## What is asked
Copy out each line exactly; pictures stay out of the copy.

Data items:
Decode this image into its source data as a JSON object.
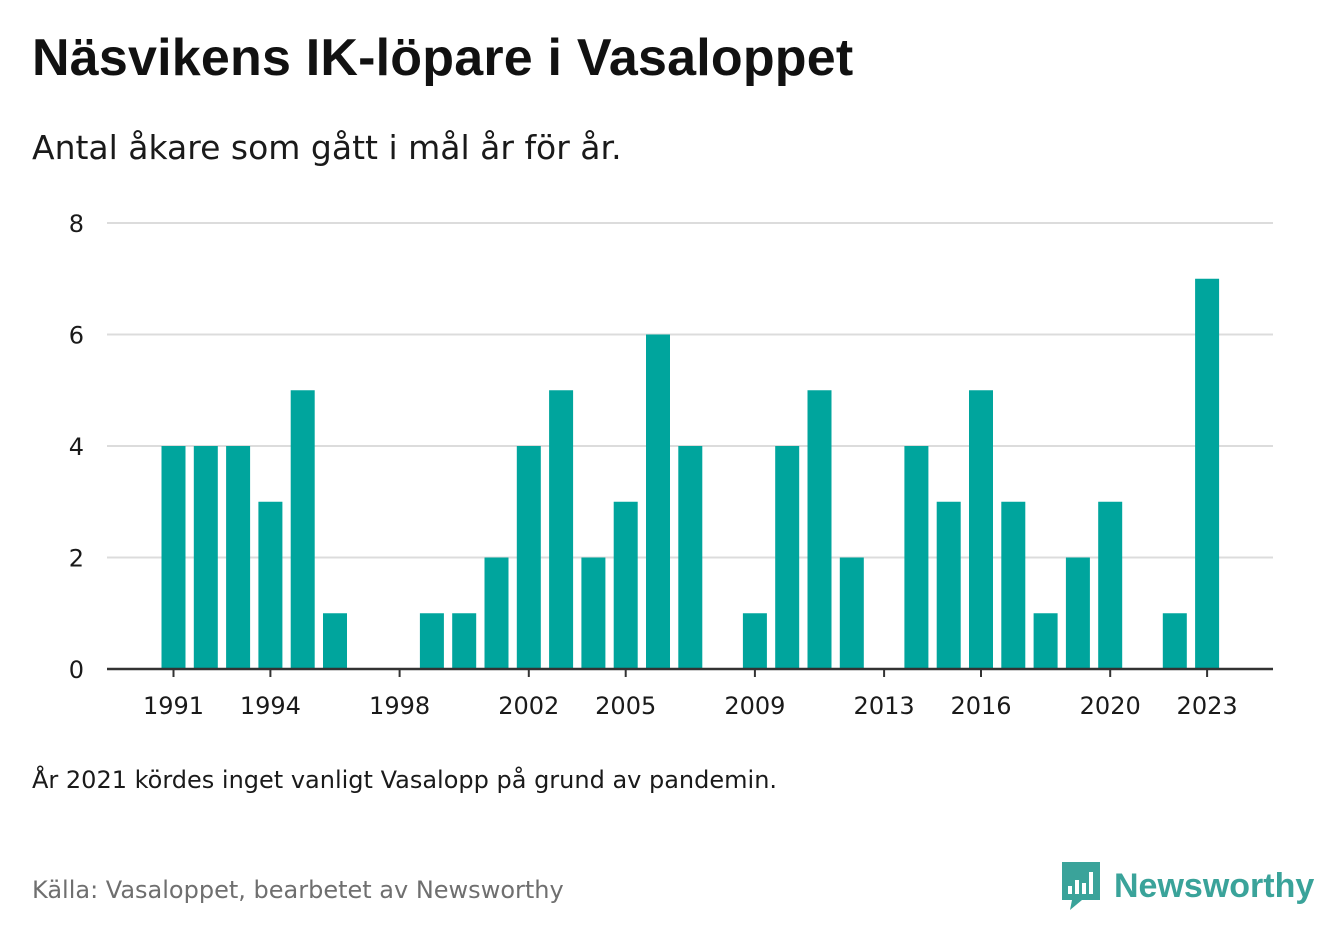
{
  "title": "Näsvikens IK-löpare i Vasaloppet",
  "subtitle": "Antal åkare som gått i mål år för år.",
  "note": "År 2021 kördes inget vanligt Vasalopp på grund av pandemin.",
  "source": "Källa: Vasaloppet, bearbetet av Newsworthy",
  "brand": {
    "name": "Newsworthy",
    "icon": "newsworthy-logo-icon"
  },
  "colors": {
    "bar": "#00a59d",
    "grid": "#dcdcdc",
    "axis": "#333333",
    "brand": "#3aa39a"
  },
  "chart_data": {
    "type": "bar",
    "categories": [
      "1991",
      "1992",
      "1993",
      "1994",
      "1995",
      "1996",
      "1997",
      "1998",
      "1999",
      "2000",
      "2001",
      "2002",
      "2003",
      "2004",
      "2005",
      "2006",
      "2007",
      "2008",
      "2009",
      "2010",
      "2011",
      "2012",
      "2013",
      "2014",
      "2015",
      "2016",
      "2017",
      "2018",
      "2019",
      "2020",
      "2021",
      "2022",
      "2023"
    ],
    "values": [
      4,
      4,
      4,
      3,
      5,
      1,
      0,
      0,
      1,
      1,
      2,
      4,
      5,
      2,
      3,
      6,
      4,
      0,
      1,
      4,
      5,
      2,
      0,
      4,
      3,
      5,
      3,
      1,
      2,
      3,
      0,
      1,
      7
    ],
    "x_tick_labels": [
      "1991",
      "1994",
      "1998",
      "2002",
      "2005",
      "2009",
      "2013",
      "2016",
      "2020",
      "2023"
    ],
    "y_ticks": [
      0,
      2,
      4,
      6,
      8
    ],
    "ylim": [
      0,
      8
    ],
    "grid": true,
    "legend": "none"
  }
}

## Finished task
Decode this image into its source data as a JSON object.
{
  "title": "Näsvikens IK-löpare i Vasaloppet",
  "subtitle": "Antal åkare som gått i mål år för år.",
  "note": "År 2021 kördes inget vanligt Vasalopp på grund av pandemin.",
  "source": "Källa: Vasaloppet, bearbetet av Newsworthy",
  "brand": {
    "name": "Newsworthy",
    "icon": "newsworthy-logo-icon"
  },
  "colors": {
    "bar": "#00a59d",
    "grid": "#dcdcdc",
    "axis": "#333333",
    "brand": "#3aa39a"
  },
  "chart_data": {
    "type": "bar",
    "categories": [
      "1991",
      "1992",
      "1993",
      "1994",
      "1995",
      "1996",
      "1997",
      "1998",
      "1999",
      "2000",
      "2001",
      "2002",
      "2003",
      "2004",
      "2005",
      "2006",
      "2007",
      "2008",
      "2009",
      "2010",
      "2011",
      "2012",
      "2013",
      "2014",
      "2015",
      "2016",
      "2017",
      "2018",
      "2019",
      "2020",
      "2021",
      "2022",
      "2023"
    ],
    "values": [
      4,
      4,
      4,
      3,
      5,
      1,
      0,
      0,
      1,
      1,
      2,
      4,
      5,
      2,
      3,
      6,
      4,
      0,
      1,
      4,
      5,
      2,
      0,
      4,
      3,
      5,
      3,
      1,
      2,
      3,
      0,
      1,
      7
    ],
    "x_tick_labels": [
      "1991",
      "1994",
      "1998",
      "2002",
      "2005",
      "2009",
      "2013",
      "2016",
      "2020",
      "2023"
    ],
    "y_ticks": [
      0,
      2,
      4,
      6,
      8
    ],
    "ylim": [
      0,
      8
    ],
    "grid": true,
    "legend": "none"
  }
}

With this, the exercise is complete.